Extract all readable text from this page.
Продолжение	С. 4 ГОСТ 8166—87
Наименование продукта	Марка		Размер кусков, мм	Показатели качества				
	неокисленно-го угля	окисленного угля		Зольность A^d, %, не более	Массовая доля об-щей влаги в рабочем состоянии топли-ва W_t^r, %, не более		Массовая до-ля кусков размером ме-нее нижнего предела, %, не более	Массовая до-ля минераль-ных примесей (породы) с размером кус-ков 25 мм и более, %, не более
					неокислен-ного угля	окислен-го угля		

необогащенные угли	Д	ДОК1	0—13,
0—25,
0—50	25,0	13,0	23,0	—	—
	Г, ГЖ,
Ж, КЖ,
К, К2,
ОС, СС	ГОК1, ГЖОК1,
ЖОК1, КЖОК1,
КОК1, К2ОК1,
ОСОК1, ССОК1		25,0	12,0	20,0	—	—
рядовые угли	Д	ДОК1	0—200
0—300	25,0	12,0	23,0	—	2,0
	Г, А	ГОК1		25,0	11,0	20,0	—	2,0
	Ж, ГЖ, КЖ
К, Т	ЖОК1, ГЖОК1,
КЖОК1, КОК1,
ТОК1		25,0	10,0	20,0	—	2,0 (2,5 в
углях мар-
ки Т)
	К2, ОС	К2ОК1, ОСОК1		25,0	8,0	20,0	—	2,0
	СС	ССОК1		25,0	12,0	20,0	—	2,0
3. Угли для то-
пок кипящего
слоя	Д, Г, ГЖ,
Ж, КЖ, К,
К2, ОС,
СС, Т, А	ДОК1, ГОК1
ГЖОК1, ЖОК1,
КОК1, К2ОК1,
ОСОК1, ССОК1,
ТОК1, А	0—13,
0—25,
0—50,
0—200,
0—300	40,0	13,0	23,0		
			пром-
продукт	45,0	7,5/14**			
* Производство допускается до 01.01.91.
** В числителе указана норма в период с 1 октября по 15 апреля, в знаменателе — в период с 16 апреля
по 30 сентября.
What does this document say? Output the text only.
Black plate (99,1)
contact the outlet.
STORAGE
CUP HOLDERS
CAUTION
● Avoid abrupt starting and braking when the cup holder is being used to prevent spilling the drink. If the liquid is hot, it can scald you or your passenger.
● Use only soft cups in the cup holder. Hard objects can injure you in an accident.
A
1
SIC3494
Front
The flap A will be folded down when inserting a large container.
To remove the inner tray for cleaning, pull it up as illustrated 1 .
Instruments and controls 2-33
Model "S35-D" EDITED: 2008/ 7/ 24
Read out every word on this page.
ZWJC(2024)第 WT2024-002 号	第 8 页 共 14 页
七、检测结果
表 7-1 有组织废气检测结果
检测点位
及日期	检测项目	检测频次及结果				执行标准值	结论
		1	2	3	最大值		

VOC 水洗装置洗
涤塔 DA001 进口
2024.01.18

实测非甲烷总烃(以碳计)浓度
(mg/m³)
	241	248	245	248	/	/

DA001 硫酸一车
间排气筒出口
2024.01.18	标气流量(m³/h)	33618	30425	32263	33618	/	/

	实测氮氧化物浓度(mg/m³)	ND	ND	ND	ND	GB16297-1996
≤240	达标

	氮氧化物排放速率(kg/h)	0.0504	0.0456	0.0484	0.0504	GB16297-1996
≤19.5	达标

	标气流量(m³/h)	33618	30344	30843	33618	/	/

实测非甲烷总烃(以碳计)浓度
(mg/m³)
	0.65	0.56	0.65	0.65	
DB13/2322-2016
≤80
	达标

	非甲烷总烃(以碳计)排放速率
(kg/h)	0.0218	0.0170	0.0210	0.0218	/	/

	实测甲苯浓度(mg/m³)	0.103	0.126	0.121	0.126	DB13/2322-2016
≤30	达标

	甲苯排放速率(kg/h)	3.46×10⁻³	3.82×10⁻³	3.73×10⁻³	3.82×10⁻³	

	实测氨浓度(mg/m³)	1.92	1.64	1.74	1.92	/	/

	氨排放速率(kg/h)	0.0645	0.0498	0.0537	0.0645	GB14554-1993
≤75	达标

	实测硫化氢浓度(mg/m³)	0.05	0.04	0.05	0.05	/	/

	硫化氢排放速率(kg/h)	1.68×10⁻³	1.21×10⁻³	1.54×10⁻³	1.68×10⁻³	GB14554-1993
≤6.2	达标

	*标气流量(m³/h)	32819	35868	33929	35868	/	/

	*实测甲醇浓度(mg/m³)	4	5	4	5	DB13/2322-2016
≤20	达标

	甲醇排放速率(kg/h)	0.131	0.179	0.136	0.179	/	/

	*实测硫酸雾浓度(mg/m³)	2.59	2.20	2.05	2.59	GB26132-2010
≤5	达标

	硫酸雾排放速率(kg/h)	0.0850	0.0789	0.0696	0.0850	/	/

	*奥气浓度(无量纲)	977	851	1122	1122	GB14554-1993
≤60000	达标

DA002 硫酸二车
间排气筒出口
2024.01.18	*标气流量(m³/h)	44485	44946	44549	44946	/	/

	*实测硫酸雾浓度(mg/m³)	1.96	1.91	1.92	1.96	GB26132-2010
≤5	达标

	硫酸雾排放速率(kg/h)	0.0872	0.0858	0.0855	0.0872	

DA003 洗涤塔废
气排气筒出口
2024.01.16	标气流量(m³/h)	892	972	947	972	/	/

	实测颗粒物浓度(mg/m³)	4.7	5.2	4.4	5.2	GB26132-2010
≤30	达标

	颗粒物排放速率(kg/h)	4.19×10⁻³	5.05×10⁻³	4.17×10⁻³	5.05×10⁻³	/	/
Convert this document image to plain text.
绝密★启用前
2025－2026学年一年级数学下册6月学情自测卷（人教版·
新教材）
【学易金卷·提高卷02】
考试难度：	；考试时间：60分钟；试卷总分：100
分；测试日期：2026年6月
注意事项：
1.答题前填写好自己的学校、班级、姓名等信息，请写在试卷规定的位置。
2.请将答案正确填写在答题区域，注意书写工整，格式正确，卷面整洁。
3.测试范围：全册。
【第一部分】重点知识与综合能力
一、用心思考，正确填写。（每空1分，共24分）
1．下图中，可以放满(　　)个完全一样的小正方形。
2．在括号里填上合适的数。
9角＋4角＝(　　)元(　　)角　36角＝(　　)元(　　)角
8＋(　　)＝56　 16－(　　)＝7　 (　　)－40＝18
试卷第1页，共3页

....................

### OBJECTIVE
Return the material exactly as it stands.

### FINISHED ANSWER
Extract all readable text from this page.
Продолжение	С. 4 ГОСТ 8166—87
Наименование продукта	Марка		Размер кусков, мм	Показатели качества				
	неокисленно-го угля	окисленного угля		Зольность A^d, %, не более	Массовая доля об-щей влаги в рабочем состоянии топли-ва W_t^r, %, не более		Массовая до-ля кусков размером ме-нее нижнего предела, %, не более	Массовая до-ля минераль-ных примесей (породы) с размером кус-ков 25 мм и более, %, не более
					неокислен-ного угля	окислен-го угля		

необогащенные угли	Д	ДОК1	0—13,
0—25,
0—50	25,0	13,0	23,0	—	—
	Г, ГЖ,
Ж, КЖ,
К, К2,
ОС, СС	ГОК1, ГЖОК1,
ЖОК1, КЖОК1,
КОК1, К2ОК1,
ОСОК1, ССОК1		25,0	12,0	20,0	—	—
рядовые угли	Д	ДОК1	0—200
0—300	25,0	12,0	23,0	—	2,0
	Г, А	ГОК1		25,0	11,0	20,0	—	2,0
	Ж, ГЖ, КЖ
К, Т	ЖОК1, ГЖОК1,
КЖОК1, КОК1,
ТОК1		25,0	10,0	20,0	—	2,0 (2,5 в
углях мар-
ки Т)
	К2, ОС	К2ОК1, ОСОК1		25,0	8,0	20,0	—	2,0
	СС	ССОК1		25,0	12,0	20,0	—	2,0
3. Угли для то-
пок кипящего
слоя	Д, Г, ГЖ,
Ж, КЖ, К,
К2, ОС,
СС, Т, А	ДОК1, ГОК1
ГЖОК1, ЖОК1,
КОК1, К2ОК1,
ОСОК1, ССОК1,
ТОК1, А	0—13,
0—25,
0—50,
0—200,
0—300	40,0	13,0	23,0		
			пром-
продукт	45,0	7,5/14**			
* Производство допускается до 01.01.91.
** В числителе указана норма в период с 1 октября по 15 апреля, в знаменателе — в период с 16 апреля
по 30 сентября.
What does this document say? Output the text only.
Black plate (99,1)
contact the outlet.
STORAGE
CUP HOLDERS
CAUTION
● Avoid abrupt starting and braking when the cup holder is being used to prevent spilling the drink. If the liquid is hot, it can scald you or your passenger.
● Use only soft cups in the cup holder. Hard objects can injure you in an accident.
A
1
SIC3494
Front
The flap A will be folded down when inserting a large container.
To remove the inner tray for cleaning, pull it up as illustrated 1 .
Instruments and controls 2-33
Model "S35-D" EDITED: 2008/ 7/ 24
Read out every word on this page.
ZWJC(2024)第 WT2024-002 号	第 8 页 共 14 页
七、检测结果
表 7-1 有组织废气检测结果
检测点位
及日期	检测项目	检测频次及结果				执行标准值	结论
		1	2	3	最大值		

VOC 水洗装置洗
涤塔 DA001 进口
2024.01.18

实测非甲烷总烃(以碳计)浓度
(mg/m³)
	241	248	245	248	/	/

DA001 硫酸一车
间排气筒出口
2024.01.18	标气流量(m³/h)	33618	30425	32263	33618	/	/

	实测氮氧化物浓度(mg/m³)	ND	ND	ND	ND	GB16297-1996
≤240	达标

	氮氧化物排放速率(kg/h)	0.0504	0.0456	0.0484	0.0504	GB16297-1996
≤19.5	达标

	标气流量(m³/h)	33618	30344	30843	33618	/	/

实测非甲烷总烃(以碳计)浓度
(mg/m³)
	0.65	0.56	0.65	0.65	
DB13/2322-2016
≤80
	达标

	非甲烷总烃(以碳计)排放速率
(kg/h)	0.0218	0.0170	0.0210	0.0218	/	/

	实测甲苯浓度(mg/m³)	0.103	0.126	0.121	0.126	DB13/2322-2016
≤30	达标

	甲苯排放速率(kg/h)	3.46×10⁻³	3.82×10⁻³	3.73×10⁻³	3.82×10⁻³	

	实测氨浓度(mg/m³)	1.92	1.64	1.74	1.92	/	/

	氨排放速率(kg/h)	0.0645	0.0498	0.0537	0.0645	GB14554-1993
≤75	达标

	实测硫化氢浓度(mg/m³)	0.05	0.04	0.05	0.05	/	/

	硫化氢排放速率(kg/h)	1.68×10⁻³	1.21×10⁻³	1.54×10⁻³	1.68×10⁻³	GB14554-1993
≤6.2	达标

	*标气流量(m³/h)	32819	35868	33929	35868	/	/

	*实测甲醇浓度(mg/m³)	4	5	4	5	DB13/2322-2016
≤20	达标

	甲醇排放速率(kg/h)	0.131	0.179	0.136	0.179	/	/

	*实测硫酸雾浓度(mg/m³)	2.59	2.20	2.05	2.59	GB26132-2010
≤5	达标

	硫酸雾排放速率(kg/h)	0.0850	0.0789	0.0696	0.0850	/	/

	*奥气浓度(无量纲)	977	851	1122	1122	GB14554-1993
≤60000	达标

DA002 硫酸二车
间排气筒出口
2024.01.18	*标气流量(m³/h)	44485	44946	44549	44946	/	/

	*实测硫酸雾浓度(mg/m³)	1.96	1.91	1.92	1.96	GB26132-2010
≤5	达标

	硫酸雾排放速率(kg/h)	0.0872	0.0858	0.0855	0.0872	

DA003 洗涤塔废
气排气筒出口
2024.01.16	标气流量(m³/h)	892	972	947	972	/	/

	实测颗粒物浓度(mg/m³)	4.7	5.2	4.4	5.2	GB26132-2010
≤30	达标

	颗粒物排放速率(kg/h)	4.19×10⁻³	5.05×10⁻³	4.17×10⁻³	5.05×10⁻³	/	/
Convert this document image to plain text.
绝密★启用前
2025－2026学年一年级数学下册6月学情自测卷（人教版·
新教材）
【学易金卷·提高卷02】
考试难度：	；考试时间：60分钟；试卷总分：100
分；测试日期：2026年6月
注意事项：
1.答题前填写好自己的学校、班级、姓名等信息，请写在试卷规定的位置。
2.请将答案正确填写在答题区域，注意书写工整，格式正确，卷面整洁。
3.测试范围：全册。
【第一部分】重点知识与综合能力
一、用心思考，正确填写。（每空1分，共24分）
1．下图中，可以放满(　　)个完全一样的小正方形。
2．在括号里填上合适的数。
9角＋4角＝(　　)元(　　)角　36角＝(　　)元(　　)角
8＋(　　)＝56　 16－(　　)＝7　 (　　)－40＝18
试卷第1页，共3页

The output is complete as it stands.